The exercise: Identify the lines bearing the string "calls" and gather them.

Available records:
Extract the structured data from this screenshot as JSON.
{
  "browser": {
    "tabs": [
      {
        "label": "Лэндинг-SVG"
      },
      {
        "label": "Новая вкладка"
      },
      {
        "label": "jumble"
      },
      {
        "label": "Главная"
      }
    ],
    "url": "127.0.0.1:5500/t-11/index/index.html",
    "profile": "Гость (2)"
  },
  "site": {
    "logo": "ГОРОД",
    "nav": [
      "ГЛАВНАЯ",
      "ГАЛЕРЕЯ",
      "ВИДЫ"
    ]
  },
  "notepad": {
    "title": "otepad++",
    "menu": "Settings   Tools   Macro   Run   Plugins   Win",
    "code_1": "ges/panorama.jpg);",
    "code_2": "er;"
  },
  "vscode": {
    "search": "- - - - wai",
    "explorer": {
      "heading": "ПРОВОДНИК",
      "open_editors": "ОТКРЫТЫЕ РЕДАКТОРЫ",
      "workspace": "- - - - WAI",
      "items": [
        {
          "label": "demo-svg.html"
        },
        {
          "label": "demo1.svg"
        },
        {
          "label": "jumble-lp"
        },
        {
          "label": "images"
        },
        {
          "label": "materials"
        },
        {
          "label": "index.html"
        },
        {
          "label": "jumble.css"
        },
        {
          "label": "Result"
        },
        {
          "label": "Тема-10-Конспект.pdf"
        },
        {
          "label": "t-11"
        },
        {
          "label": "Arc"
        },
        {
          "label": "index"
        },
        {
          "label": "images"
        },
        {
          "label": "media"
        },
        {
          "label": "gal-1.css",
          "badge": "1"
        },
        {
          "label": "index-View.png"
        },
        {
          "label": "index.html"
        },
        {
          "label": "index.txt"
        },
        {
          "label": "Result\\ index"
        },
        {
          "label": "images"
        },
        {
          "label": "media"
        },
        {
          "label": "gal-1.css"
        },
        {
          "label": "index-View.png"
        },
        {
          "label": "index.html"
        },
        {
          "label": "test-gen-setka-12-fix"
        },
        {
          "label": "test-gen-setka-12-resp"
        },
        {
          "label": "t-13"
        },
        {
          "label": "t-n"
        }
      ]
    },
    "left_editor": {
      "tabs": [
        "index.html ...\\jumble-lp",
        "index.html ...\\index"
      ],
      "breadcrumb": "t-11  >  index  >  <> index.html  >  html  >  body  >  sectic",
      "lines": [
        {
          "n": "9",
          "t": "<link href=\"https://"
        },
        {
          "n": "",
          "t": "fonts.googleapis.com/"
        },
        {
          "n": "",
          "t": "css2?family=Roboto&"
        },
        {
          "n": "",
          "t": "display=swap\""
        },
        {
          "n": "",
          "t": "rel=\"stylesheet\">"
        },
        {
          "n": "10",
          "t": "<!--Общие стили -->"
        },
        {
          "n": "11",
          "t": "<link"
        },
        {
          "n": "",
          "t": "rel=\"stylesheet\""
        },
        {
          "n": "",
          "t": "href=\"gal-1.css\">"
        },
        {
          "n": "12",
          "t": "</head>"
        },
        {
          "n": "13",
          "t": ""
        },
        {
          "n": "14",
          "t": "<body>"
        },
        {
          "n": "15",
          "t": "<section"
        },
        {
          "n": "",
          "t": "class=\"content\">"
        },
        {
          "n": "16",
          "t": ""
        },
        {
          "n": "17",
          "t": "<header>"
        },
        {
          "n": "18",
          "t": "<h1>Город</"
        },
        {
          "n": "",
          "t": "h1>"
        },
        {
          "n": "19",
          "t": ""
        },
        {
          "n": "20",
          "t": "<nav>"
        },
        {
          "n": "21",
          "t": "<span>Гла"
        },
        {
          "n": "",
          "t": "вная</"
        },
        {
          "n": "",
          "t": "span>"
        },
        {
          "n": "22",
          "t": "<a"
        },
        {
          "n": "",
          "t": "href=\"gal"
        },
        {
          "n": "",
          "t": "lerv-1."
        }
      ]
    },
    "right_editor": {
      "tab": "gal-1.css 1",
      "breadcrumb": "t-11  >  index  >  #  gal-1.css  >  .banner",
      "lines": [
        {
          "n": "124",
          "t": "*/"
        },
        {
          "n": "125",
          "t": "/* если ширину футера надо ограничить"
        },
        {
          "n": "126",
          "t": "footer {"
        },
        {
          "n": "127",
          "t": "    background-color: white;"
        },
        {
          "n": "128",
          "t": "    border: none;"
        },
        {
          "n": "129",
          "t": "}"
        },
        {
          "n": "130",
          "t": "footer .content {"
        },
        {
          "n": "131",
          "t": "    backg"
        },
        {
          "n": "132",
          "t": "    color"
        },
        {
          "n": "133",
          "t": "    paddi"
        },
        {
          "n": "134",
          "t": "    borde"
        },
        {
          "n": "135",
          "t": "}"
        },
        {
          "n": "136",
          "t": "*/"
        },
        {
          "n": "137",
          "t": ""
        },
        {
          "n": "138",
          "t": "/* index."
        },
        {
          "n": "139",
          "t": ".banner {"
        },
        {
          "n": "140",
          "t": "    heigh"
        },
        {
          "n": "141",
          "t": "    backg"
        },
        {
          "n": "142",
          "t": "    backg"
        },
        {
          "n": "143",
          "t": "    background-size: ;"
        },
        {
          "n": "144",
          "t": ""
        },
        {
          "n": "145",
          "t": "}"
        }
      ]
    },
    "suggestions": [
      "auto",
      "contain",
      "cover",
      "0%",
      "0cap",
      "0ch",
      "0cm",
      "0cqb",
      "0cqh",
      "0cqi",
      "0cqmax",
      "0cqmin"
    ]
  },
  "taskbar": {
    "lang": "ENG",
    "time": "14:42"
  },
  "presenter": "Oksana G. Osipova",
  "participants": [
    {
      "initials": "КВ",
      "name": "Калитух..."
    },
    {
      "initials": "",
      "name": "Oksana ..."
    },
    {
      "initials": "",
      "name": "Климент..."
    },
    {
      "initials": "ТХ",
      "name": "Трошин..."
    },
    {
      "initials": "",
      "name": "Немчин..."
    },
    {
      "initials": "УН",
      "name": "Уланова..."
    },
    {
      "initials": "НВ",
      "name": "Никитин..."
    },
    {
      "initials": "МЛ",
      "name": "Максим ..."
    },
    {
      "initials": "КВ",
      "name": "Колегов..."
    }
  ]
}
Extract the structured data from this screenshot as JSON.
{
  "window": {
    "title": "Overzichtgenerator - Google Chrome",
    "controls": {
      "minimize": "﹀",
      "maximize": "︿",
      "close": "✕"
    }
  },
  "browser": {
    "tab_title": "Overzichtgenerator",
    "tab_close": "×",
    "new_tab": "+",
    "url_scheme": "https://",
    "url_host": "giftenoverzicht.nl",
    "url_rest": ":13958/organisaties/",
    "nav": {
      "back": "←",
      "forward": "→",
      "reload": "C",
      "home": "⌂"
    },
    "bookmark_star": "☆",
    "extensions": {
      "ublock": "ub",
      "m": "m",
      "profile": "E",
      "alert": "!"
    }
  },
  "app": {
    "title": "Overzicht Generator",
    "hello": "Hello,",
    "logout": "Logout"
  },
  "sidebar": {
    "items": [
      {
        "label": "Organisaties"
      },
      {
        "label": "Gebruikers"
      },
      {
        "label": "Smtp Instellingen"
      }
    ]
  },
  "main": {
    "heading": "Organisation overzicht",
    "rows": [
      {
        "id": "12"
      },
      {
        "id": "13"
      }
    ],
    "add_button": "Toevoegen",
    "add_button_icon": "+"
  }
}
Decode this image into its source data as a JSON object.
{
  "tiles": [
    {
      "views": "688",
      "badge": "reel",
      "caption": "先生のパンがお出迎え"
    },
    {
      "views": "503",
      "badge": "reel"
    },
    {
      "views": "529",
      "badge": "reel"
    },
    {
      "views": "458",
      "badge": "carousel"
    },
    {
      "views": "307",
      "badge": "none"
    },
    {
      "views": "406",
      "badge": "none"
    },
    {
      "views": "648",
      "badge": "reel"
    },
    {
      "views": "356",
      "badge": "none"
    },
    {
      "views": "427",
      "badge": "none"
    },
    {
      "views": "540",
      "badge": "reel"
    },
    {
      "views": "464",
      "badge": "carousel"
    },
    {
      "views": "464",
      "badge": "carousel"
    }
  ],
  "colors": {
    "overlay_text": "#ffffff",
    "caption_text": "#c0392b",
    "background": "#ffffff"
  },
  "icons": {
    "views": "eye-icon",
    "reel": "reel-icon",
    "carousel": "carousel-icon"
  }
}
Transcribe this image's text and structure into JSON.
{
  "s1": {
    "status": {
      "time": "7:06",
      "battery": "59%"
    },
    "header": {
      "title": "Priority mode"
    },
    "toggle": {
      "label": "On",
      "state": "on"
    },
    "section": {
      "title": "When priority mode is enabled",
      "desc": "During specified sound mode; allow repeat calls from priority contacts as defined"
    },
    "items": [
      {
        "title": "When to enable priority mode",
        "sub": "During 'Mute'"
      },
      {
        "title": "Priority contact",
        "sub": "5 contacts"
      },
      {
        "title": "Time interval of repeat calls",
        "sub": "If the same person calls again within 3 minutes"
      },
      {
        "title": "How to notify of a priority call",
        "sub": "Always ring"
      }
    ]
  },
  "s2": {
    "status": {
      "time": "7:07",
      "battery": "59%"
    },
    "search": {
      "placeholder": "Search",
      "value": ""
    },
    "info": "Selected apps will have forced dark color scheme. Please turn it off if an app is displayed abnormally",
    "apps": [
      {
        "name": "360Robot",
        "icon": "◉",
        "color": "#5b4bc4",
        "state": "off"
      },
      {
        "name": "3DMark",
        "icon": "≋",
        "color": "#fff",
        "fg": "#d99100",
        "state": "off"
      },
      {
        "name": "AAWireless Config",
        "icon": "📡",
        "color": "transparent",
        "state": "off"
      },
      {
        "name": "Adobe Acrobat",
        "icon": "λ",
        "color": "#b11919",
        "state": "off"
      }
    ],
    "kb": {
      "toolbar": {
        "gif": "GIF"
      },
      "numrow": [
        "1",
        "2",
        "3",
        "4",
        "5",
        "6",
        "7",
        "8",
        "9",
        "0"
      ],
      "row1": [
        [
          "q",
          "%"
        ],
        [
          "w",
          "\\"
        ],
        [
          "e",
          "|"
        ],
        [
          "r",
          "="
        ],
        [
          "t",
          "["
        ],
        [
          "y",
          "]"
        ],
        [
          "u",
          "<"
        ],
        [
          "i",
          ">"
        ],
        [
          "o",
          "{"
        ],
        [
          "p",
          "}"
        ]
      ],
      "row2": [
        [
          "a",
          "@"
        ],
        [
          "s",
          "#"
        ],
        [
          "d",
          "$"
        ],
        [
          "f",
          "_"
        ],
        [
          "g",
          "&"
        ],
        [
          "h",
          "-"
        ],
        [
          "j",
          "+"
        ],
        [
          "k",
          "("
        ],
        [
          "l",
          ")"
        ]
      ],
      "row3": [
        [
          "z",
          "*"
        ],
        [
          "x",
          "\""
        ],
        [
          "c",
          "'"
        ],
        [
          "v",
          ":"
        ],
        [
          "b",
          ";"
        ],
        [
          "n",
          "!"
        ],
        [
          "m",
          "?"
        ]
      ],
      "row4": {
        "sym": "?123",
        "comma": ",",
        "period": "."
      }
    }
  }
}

Solution below:
      "desc": "During specified sound mode; allow repeat calls from priority contacts as defined"
        "title": "Time interval of repeat calls",
        "sub": "If the same person calls again within 3 minutes"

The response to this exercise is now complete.